## BEGIN Dataset content

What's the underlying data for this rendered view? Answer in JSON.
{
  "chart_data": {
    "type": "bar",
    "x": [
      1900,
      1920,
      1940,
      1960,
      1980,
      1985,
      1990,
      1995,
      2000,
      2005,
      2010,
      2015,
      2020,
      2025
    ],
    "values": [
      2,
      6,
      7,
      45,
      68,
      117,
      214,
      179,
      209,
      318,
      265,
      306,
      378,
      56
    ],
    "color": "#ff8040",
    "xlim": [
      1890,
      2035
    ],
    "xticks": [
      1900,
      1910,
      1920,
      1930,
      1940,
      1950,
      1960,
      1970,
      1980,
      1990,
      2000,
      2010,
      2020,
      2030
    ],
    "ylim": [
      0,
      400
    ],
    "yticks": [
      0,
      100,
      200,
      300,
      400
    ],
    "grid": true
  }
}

## END Dataset content

Output the records above in their entirety, exactly.

## Full solution
What's the underlying data for this rendered view? Answer in JSON.
{
  "chart_data": {
    "type": "bar",
    "x": [
      1900,
      1920,
      1940,
      1960,
      1980,
      1985,
      1990,
      1995,
      2000,
      2005,
      2010,
      2015,
      2020,
      2025
    ],
    "values": [
      2,
      6,
      7,
      45,
      68,
      117,
      214,
      179,
      209,
      318,
      265,
      306,
      378,
      56
    ],
    "color": "#ff8040",
    "xlim": [
      1890,
      2035
    ],
    "xticks": [
      1900,
      1910,
      1920,
      1930,
      1940,
      1950,
      1960,
      1970,
      1980,
      1990,
      2000,
      2010,
      2020,
      2030
    ],
    "ylim": [
      0,
      400
    ],
    "yticks": [
      0,
      100,
      200,
      300,
      400
    ],
    "grid": true
  }
}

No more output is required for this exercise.